#### Dataset records

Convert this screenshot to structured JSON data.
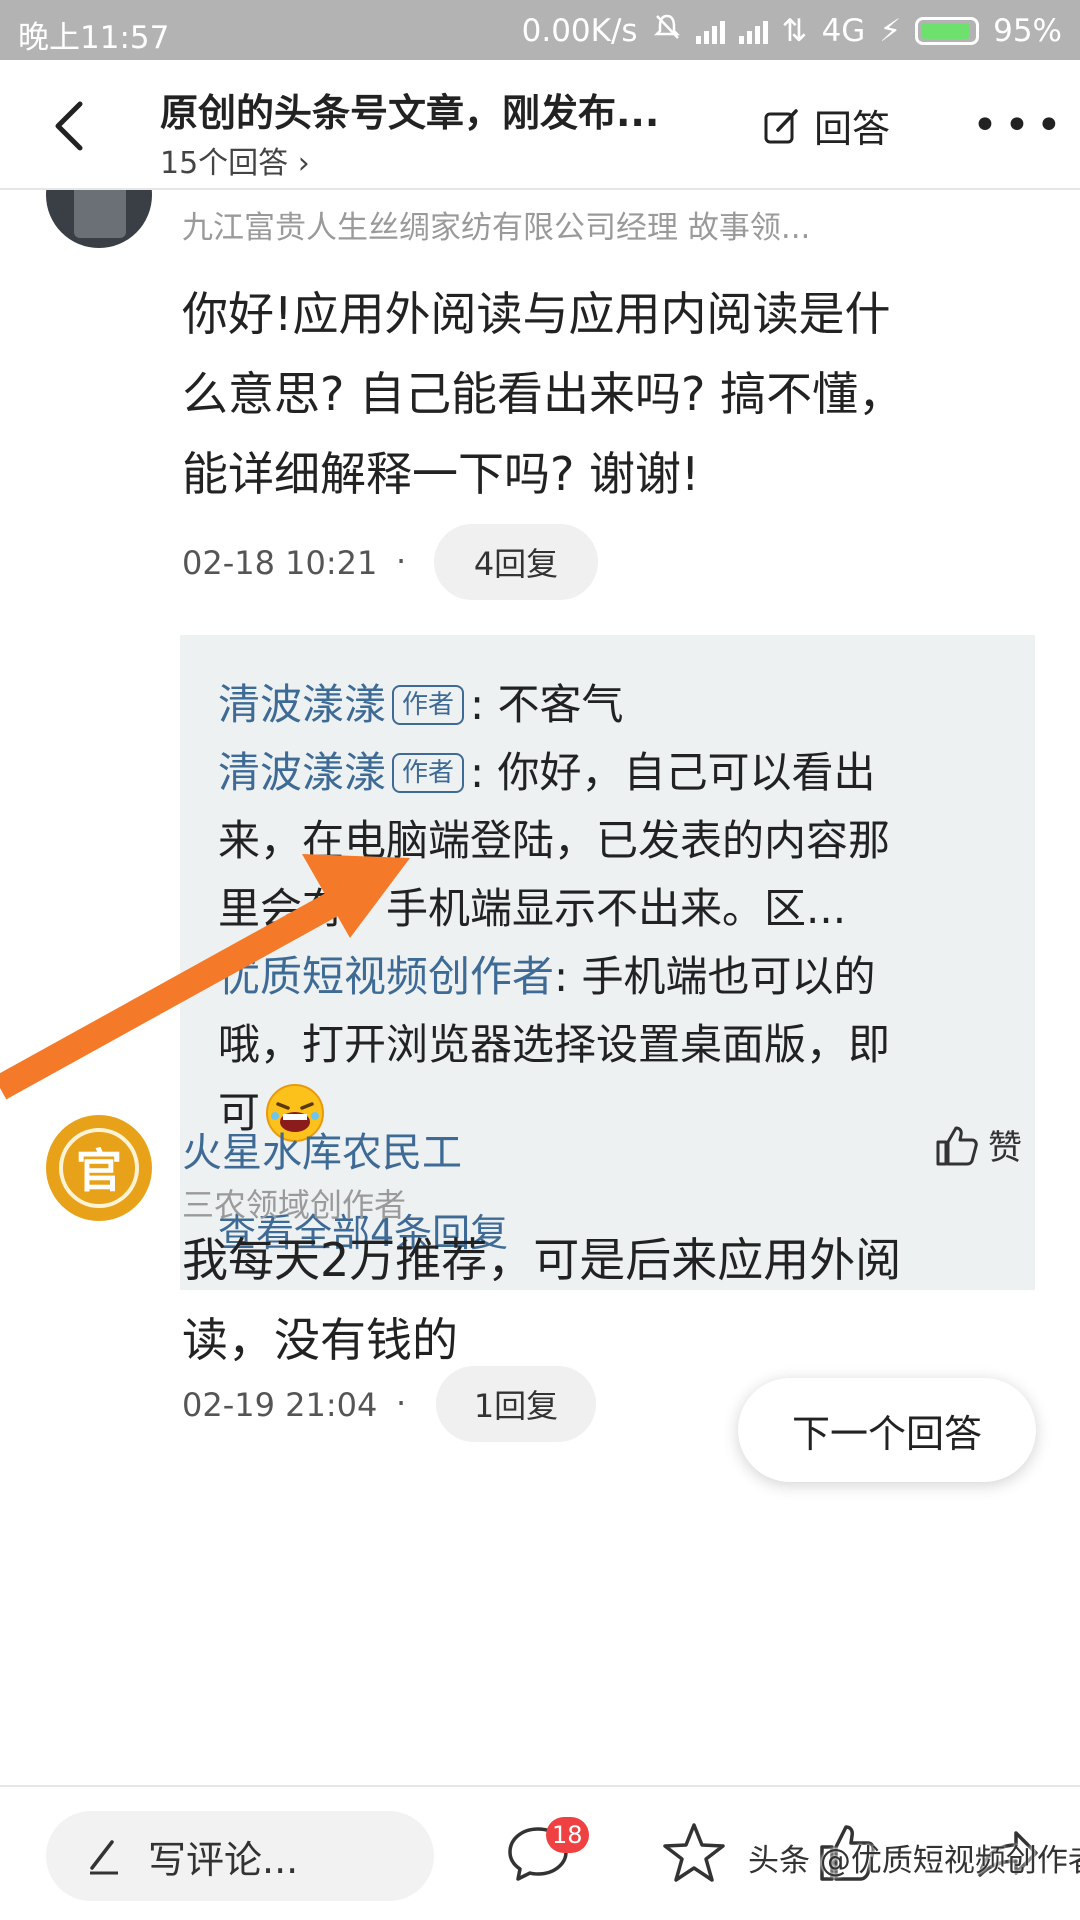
{
  "status_bar": {
    "time": "晚上11:57",
    "net_speed": "0.00K/s",
    "network": "4G",
    "battery": "95%",
    "battery_level": 0.95
  },
  "nav": {
    "title": "原创的头条号文章，刚发布...",
    "answer_count": "15个回答",
    "answer_button": "回答"
  },
  "post1": {
    "author_meta": "九江富贵人生丝绸家纺有限公司经理 故事领...",
    "lines": [
      "你好!应用外阅读与应用内阅读是什",
      "么意思? 自己能看出来吗? 搞不懂，",
      "能详细解释一下吗? 谢谢!"
    ],
    "time": "02-18 10:21",
    "reply_count": "4回复",
    "replies": {
      "r1_name": "清波漾漾",
      "r1_tag": "作者",
      "r1_text": ": 不客气",
      "r2_name": "清波漾漾",
      "r2_tag": "作者",
      "r2_line1": ": 你好，自己可以看出",
      "r2_line2": "来，在电脑端登陆，已发表的内容那",
      "r2_line3": "里会有。手机端显示不出来。区...",
      "r3_name": "优质短视频创作者",
      "r3_line1": ": 手机端也可以的",
      "r3_line2": "哦，打开浏览器选择设置桌面版，即",
      "r3_line3": "可",
      "view_all": "查看全部4条回复"
    }
  },
  "post2": {
    "avatar_text": "官",
    "author": "火星水库农民工",
    "author_meta": "三农领域创作者",
    "like_label": "赞",
    "lines": [
      "我每天2万推荐，可是后来应用外阅",
      "读，没有钱的"
    ],
    "time": "02-19 21:04",
    "reply_count": "1回复"
  },
  "next_answer": "下一个回答",
  "bottom_bar": {
    "write_placeholder": "写评论...",
    "comment_badge": "18",
    "watermark": "头条 @优质短视频创作者"
  },
  "colors": {
    "link_blue": "#3e6a96",
    "arrow_orange": "#f47a2a",
    "badge_red": "#f04142"
  }
}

########

■ Request: Print out the material word for word, omitting the pictures.

■ Reply to the task:
Convert this screenshot to structured JSON data.
{
  "status_bar": {
    "time": "晚上11:57",
    "net_speed": "0.00K/s",
    "network": "4G",
    "battery": "95%",
    "battery_level": 0.95
  },
  "nav": {
    "title": "原创的头条号文章，刚发布...",
    "answer_count": "15个回答",
    "answer_button": "回答"
  },
  "post1": {
    "author_meta": "九江富贵人生丝绸家纺有限公司经理 故事领...",
    "lines": [
      "你好!应用外阅读与应用内阅读是什",
      "么意思? 自己能看出来吗? 搞不懂，",
      "能详细解释一下吗? 谢谢!"
    ],
    "time": "02-18 10:21",
    "reply_count": "4回复",
    "replies": {
      "r1_name": "清波漾漾",
      "r1_tag": "作者",
      "r1_text": ": 不客气",
      "r2_name": "清波漾漾",
      "r2_tag": "作者",
      "r2_line1": ": 你好，自己可以看出",
      "r2_line2": "来，在电脑端登陆，已发表的内容那",
      "r2_line3": "里会有。手机端显示不出来。区...",
      "r3_name": "优质短视频创作者",
      "r3_line1": ": 手机端也可以的",
      "r3_line2": "哦，打开浏览器选择设置桌面版，即",
      "r3_line3": "可",
      "view_all": "查看全部4条回复"
    }
  },
  "post2": {
    "avatar_text": "官",
    "author": "火星水库农民工",
    "author_meta": "三农领域创作者",
    "like_label": "赞",
    "lines": [
      "我每天2万推荐，可是后来应用外阅",
      "读，没有钱的"
    ],
    "time": "02-19 21:04",
    "reply_count": "1回复"
  },
  "next_answer": "下一个回答",
  "bottom_bar": {
    "write_placeholder": "写评论...",
    "comment_badge": "18",
    "watermark": "头条 @优质短视频创作者"
  },
  "colors": {
    "link_blue": "#3e6a96",
    "arrow_orange": "#f47a2a",
    "badge_red": "#f04142"
  }
}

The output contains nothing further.